**Task description**
Copy out every one of the records below word for word, leaving out the pictures.
** start Records shown **
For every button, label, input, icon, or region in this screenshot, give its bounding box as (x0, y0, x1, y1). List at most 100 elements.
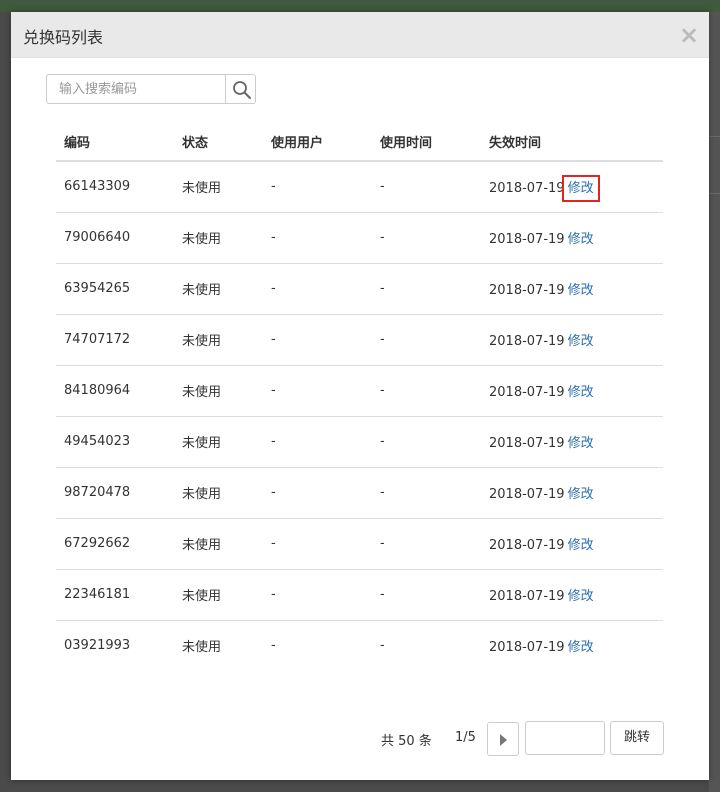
expiry-cell: 2018-07-19 修改 (481, 518, 663, 570)
table-row: 03921993 未使用 - - 2018-07-19 修改 (56, 620, 663, 671)
column-header-used-time: 使用时间 (372, 122, 481, 162)
expiry-date: 2018-07-19 (489, 436, 565, 451)
expiry-date: 2018-07-19 (489, 589, 565, 604)
expiry-date: 2018-07-19 (489, 487, 565, 502)
used-time-cell: - (372, 263, 481, 315)
redeem-code-table: 编码 状态 使用用户 使用时间 失效时间 66143309 未使用 - -2018-0… (56, 122, 663, 671)
code-cell: 74707172 (56, 314, 174, 366)
expiry-date: 2018-07-19 (489, 232, 565, 247)
search-icon (233, 81, 251, 99)
table-row: 79006640 未使用 - -2018-07-19 修改 (56, 212, 663, 264)
user-cell: - (263, 263, 372, 315)
page-indicator: 1/5 (455, 730, 476, 745)
expiry-cell: 2018-07-19 修改 (481, 314, 663, 366)
used-time-cell: - (372, 161, 481, 213)
modal-header: 兑换码列表 × (11, 12, 709, 58)
jump-page-input[interactable] (525, 721, 605, 755)
background-divider (709, 136, 720, 137)
user-cell: - (263, 569, 372, 621)
edit-link[interactable]: 修改 (568, 334, 594, 349)
used-time-cell: - (372, 365, 481, 417)
redeem-code-modal: 兑换码列表 × 编码 状态 使用用户 使用时间 失效时间 66143309未使用… (11, 12, 709, 780)
status-cell: 未使用 (174, 467, 263, 519)
search-button[interactable] (225, 74, 256, 104)
table-row: 22346181 未使用 - -2018-07-19 修改 (56, 569, 663, 621)
code-cell: 84180964 (56, 365, 174, 417)
next-page-button[interactable] (487, 722, 519, 756)
edit-link[interactable]: 修改 (568, 232, 594, 247)
expiry-date: 2018-07-19 (489, 283, 565, 298)
expiry-date: 2018-07-19 (489, 181, 565, 197)
code-cell: 03921993 (64, 638, 131, 654)
search-input[interactable] (46, 74, 226, 104)
status-cell: 未使用 (182, 640, 222, 656)
column-header-code: 编码 (56, 122, 174, 162)
user-cell: - (263, 467, 372, 519)
user-cell: - (263, 314, 372, 366)
expiry-date: 2018-07-19 (489, 640, 565, 656)
used-time-cell: - (372, 212, 481, 264)
status-cell: 未使用 (174, 263, 263, 315)
modal-title: 兑换码列表 (23, 28, 104, 47)
used-time-cell: - (372, 518, 481, 570)
used-time-cell: - (380, 638, 385, 654)
code-cell: 49454023 (56, 416, 174, 468)
code-cell: 98720478 (56, 467, 174, 519)
user-cell: - (263, 365, 372, 417)
used-time-cell: - (372, 569, 481, 621)
used-time-cell: - (372, 467, 481, 519)
code-cell: 66143309 (56, 161, 174, 213)
expiry-cell: 2018-07-19 修改 (481, 365, 663, 417)
table-row: 74707172 未使用 - -2018-07-19 修改 (56, 314, 663, 366)
expiry-cell: 2018-07-19 修改 (481, 212, 663, 264)
expiry-cell: 2018-07-19 修改 (481, 161, 663, 213)
expiry-cell: 2018-07-19 修改 (481, 263, 663, 315)
next-page-icon (500, 734, 507, 746)
code-cell: 79006640 (56, 212, 174, 264)
table-row: 63954265 未使用 - -2018-07-19 修改 (56, 263, 663, 315)
edit-link[interactable]: 修改 (568, 487, 594, 502)
edit-link[interactable]: 修改 (568, 589, 594, 604)
user-cell: - (271, 638, 276, 654)
table-row: 84180964 未使用 - -2018-07-19 修改 (56, 365, 663, 417)
edit-link[interactable]: 修改 (568, 436, 594, 451)
expiry-cell: 2018-07-19 修改 (481, 416, 663, 468)
expiry-cell: 2018-07-19 修改 (481, 467, 663, 519)
table-row: 66143309 未使用 - -2018-07-19 修改 (56, 161, 663, 213)
status-cell: 未使用 (174, 212, 263, 264)
jump-button[interactable]: 跳转 (610, 721, 664, 755)
table-row: 49454023 未使用 - -2018-07-19 修改 (56, 416, 663, 468)
expiry-cell: 2018-07-19 修改 (481, 620, 663, 671)
edit-link[interactable]: 修改 (568, 640, 594, 655)
used-time-cell: - (372, 416, 481, 468)
background-divider (709, 193, 720, 194)
background-page-header (0, 0, 720, 12)
expiry-date: 2018-07-19 (489, 334, 565, 349)
edit-link[interactable]: 修改 (568, 385, 594, 400)
column-header-expiry: 失效时间 (481, 122, 663, 162)
status-cell: 未使用 (174, 365, 263, 417)
expiry-date: 2018-07-19 (489, 538, 565, 553)
edit-link[interactable]: 修改 (568, 538, 594, 553)
user-cell: - (263, 416, 372, 468)
column-header-status: 状态 (174, 122, 263, 162)
status-cell: 未使用 (174, 161, 263, 213)
used-time-cell: - (372, 314, 481, 366)
user-cell: - (263, 518, 372, 570)
search-bar (46, 74, 256, 104)
expiry-cell: 2018-07-19 修改 (481, 569, 663, 621)
table-row: 98720478 未使用 - -2018-07-19 修改 (56, 467, 663, 519)
edit-link[interactable]: 修改 (561, 175, 600, 203)
table-row: 67292662 未使用 - -2018-07-19 修改 (56, 518, 663, 570)
user-cell: - (263, 212, 372, 264)
status-cell: 未使用 (174, 314, 263, 366)
status-cell: 未使用 (174, 518, 263, 570)
table-header-row: 编码 状态 使用用户 使用时间 失效时间 (56, 122, 663, 162)
code-cell: 22346181 (56, 569, 174, 621)
total-count: 共 50 条 (381, 734, 432, 749)
user-cell: - (263, 161, 372, 213)
close-icon[interactable]: × (679, 23, 699, 47)
status-cell: 未使用 (174, 416, 263, 468)
expiry-date: 2018-07-19 (489, 385, 565, 400)
edit-link[interactable]: 修改 (568, 283, 594, 298)
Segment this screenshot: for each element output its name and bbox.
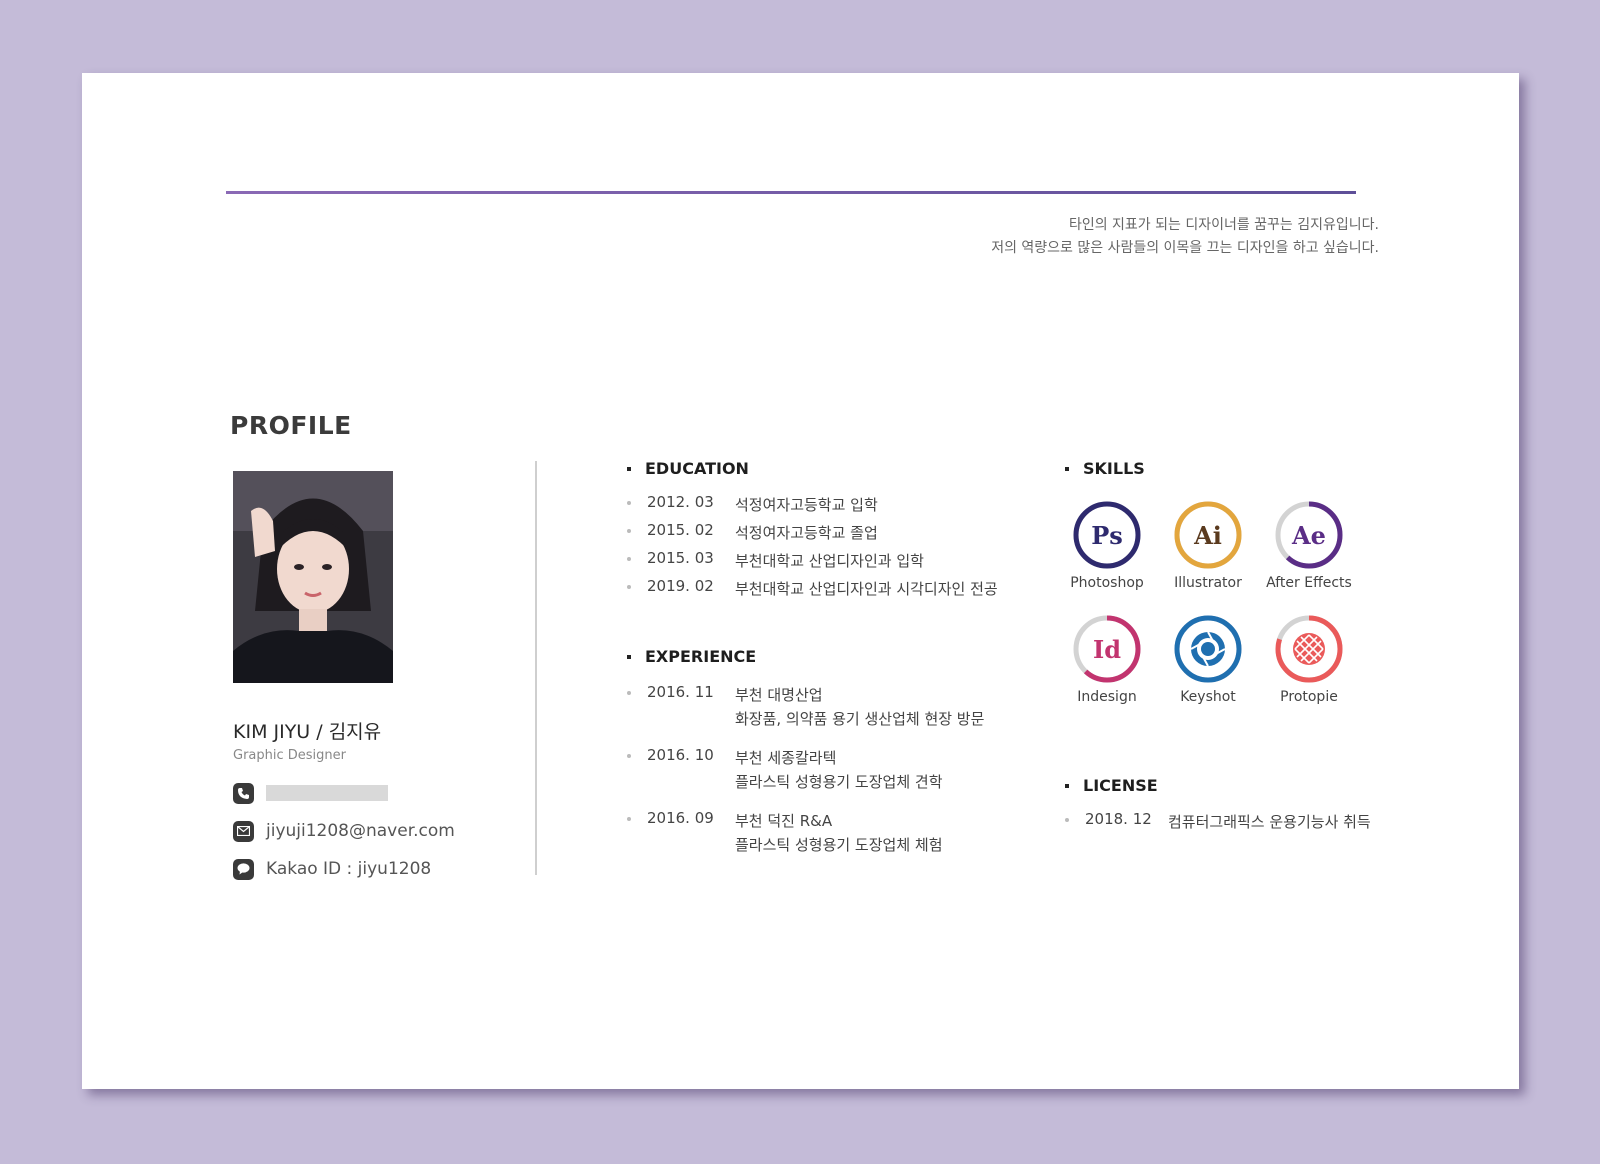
** end Records shown **
**Solution to this problem**
For every button, label, input, icon, or region in this screenshot, give its bounding box as (x0, y0, x1, y1). List at most 100 elements.
expiry-cell: 2018-07-19 修改 (481, 518, 663, 570)
table-row: 03921993 未使用 - - 2018-07-19 修改 (56, 620, 663, 671)
column-header-used-time: 使用时间 (372, 122, 481, 162)
expiry-date: 2018-07-19 (489, 436, 565, 451)
expiry-date: 2018-07-19 (489, 589, 565, 604)
expiry-date: 2018-07-19 (489, 487, 565, 502)
used-time-cell: - (372, 263, 481, 315)
redeem-code-table: 编码 状态 使用用户 使用时间 失效时间 66143309 未使用 - -2018-0… (56, 122, 663, 671)
code-cell: 74707172 (56, 314, 174, 366)
expiry-date: 2018-07-19 (489, 232, 565, 247)
search-icon (233, 81, 251, 99)
table-row: 79006640 未使用 - -2018-07-19 修改 (56, 212, 663, 264)
user-cell: - (263, 263, 372, 315)
page-indicator: 1/5 (455, 730, 476, 745)
expiry-cell: 2018-07-19 修改 (481, 314, 663, 366)
used-time-cell: - (372, 161, 481, 213)
modal-header: 兑换码列表 × (11, 12, 709, 58)
jump-page-input[interactable] (525, 721, 605, 755)
background-divider (709, 136, 720, 137)
user-cell: - (263, 569, 372, 621)
edit-link[interactable]: 修改 (568, 334, 594, 349)
used-time-cell: - (372, 365, 481, 417)
redeem-code-modal: 兑换码列表 × 编码 状态 使用用户 使用时间 失效时间 66143309未使用… (11, 12, 709, 780)
status-cell: 未使用 (174, 467, 263, 519)
search-button[interactable] (225, 74, 256, 104)
table-row: 22346181 未使用 - -2018-07-19 修改 (56, 569, 663, 621)
code-cell: 84180964 (56, 365, 174, 417)
next-page-button[interactable] (487, 722, 519, 756)
edit-link[interactable]: 修改 (568, 232, 594, 247)
expiry-date: 2018-07-19 (489, 283, 565, 298)
expiry-date: 2018-07-19 (489, 181, 565, 197)
code-cell: 03921993 (64, 638, 131, 654)
search-input[interactable] (46, 74, 226, 104)
status-cell: 未使用 (182, 640, 222, 656)
column-header-code: 编码 (56, 122, 174, 162)
user-cell: - (263, 467, 372, 519)
user-cell: - (263, 314, 372, 366)
expiry-date: 2018-07-19 (489, 640, 565, 656)
used-time-cell: - (372, 212, 481, 264)
status-cell: 未使用 (174, 263, 263, 315)
modal-title: 兑换码列表 (23, 28, 104, 47)
used-time-cell: - (372, 518, 481, 570)
used-time-cell: - (380, 638, 385, 654)
code-cell: 49454023 (56, 416, 174, 468)
code-cell: 98720478 (56, 467, 174, 519)
user-cell: - (263, 365, 372, 417)
used-time-cell: - (372, 569, 481, 621)
used-time-cell: - (372, 467, 481, 519)
code-cell: 66143309 (56, 161, 174, 213)
expiry-cell: 2018-07-19 修改 (481, 365, 663, 417)
table-row: 74707172 未使用 - -2018-07-19 修改 (56, 314, 663, 366)
expiry-cell: 2018-07-19 修改 (481, 212, 663, 264)
expiry-cell: 2018-07-19 修改 (481, 161, 663, 213)
expiry-cell: 2018-07-19 修改 (481, 263, 663, 315)
next-page-icon (500, 734, 507, 746)
code-cell: 79006640 (56, 212, 174, 264)
table-row: 63954265 未使用 - -2018-07-19 修改 (56, 263, 663, 315)
edit-link[interactable]: 修改 (568, 487, 594, 502)
edit-link[interactable]: 修改 (568, 589, 594, 604)
user-cell: - (271, 638, 276, 654)
table-row: 84180964 未使用 - -2018-07-19 修改 (56, 365, 663, 417)
edit-link[interactable]: 修改 (568, 436, 594, 451)
expiry-cell: 2018-07-19 修改 (481, 416, 663, 468)
expiry-cell: 2018-07-19 修改 (481, 467, 663, 519)
table-row: 66143309 未使用 - -2018-07-19 修改 (56, 161, 663, 213)
status-cell: 未使用 (174, 212, 263, 264)
jump-button[interactable]: 跳转 (610, 721, 664, 755)
table-row: 49454023 未使用 - -2018-07-19 修改 (56, 416, 663, 468)
expiry-cell: 2018-07-19 修改 (481, 620, 663, 671)
edit-link[interactable]: 修改 (568, 640, 594, 655)
used-time-cell: - (372, 416, 481, 468)
background-divider (709, 193, 720, 194)
background-page-header (0, 0, 720, 12)
expiry-date: 2018-07-19 (489, 334, 565, 349)
edit-link[interactable]: 修改 (568, 385, 594, 400)
column-header-expiry: 失效时间 (481, 122, 663, 162)
status-cell: 未使用 (174, 365, 263, 417)
expiry-date: 2018-07-19 (489, 538, 565, 553)
edit-link[interactable]: 修改 (568, 538, 594, 553)
user-cell: - (263, 416, 372, 468)
column-header-status: 状态 (174, 122, 263, 162)
status-cell: 未使用 (174, 161, 263, 213)
used-time-cell: - (372, 314, 481, 366)
user-cell: - (263, 518, 372, 570)
search-bar (46, 74, 256, 104)
expiry-cell: 2018-07-19 修改 (481, 569, 663, 621)
table-row: 98720478 未使用 - -2018-07-19 修改 (56, 467, 663, 519)
edit-link[interactable]: 修改 (561, 175, 600, 203)
table-row: 67292662 未使用 - -2018-07-19 修改 (56, 518, 663, 570)
user-cell: - (263, 212, 372, 264)
status-cell: 未使用 (174, 314, 263, 366)
status-cell: 未使用 (174, 518, 263, 570)
table-header-row: 编码 状态 使用用户 使用时间 失效时间 (56, 122, 663, 162)
code-cell: 22346181 (56, 569, 174, 621)
total-count: 共 50 条 (381, 734, 432, 749)
user-cell: - (263, 161, 372, 213)
close-icon[interactable]: × (679, 23, 699, 47)
status-cell: 未使用 (174, 416, 263, 468)
expiry-date: 2018-07-19 (489, 385, 565, 400)
edit-link[interactable]: 修改 (568, 283, 594, 298)
Segment this screenshot: for each element output its name and bbox.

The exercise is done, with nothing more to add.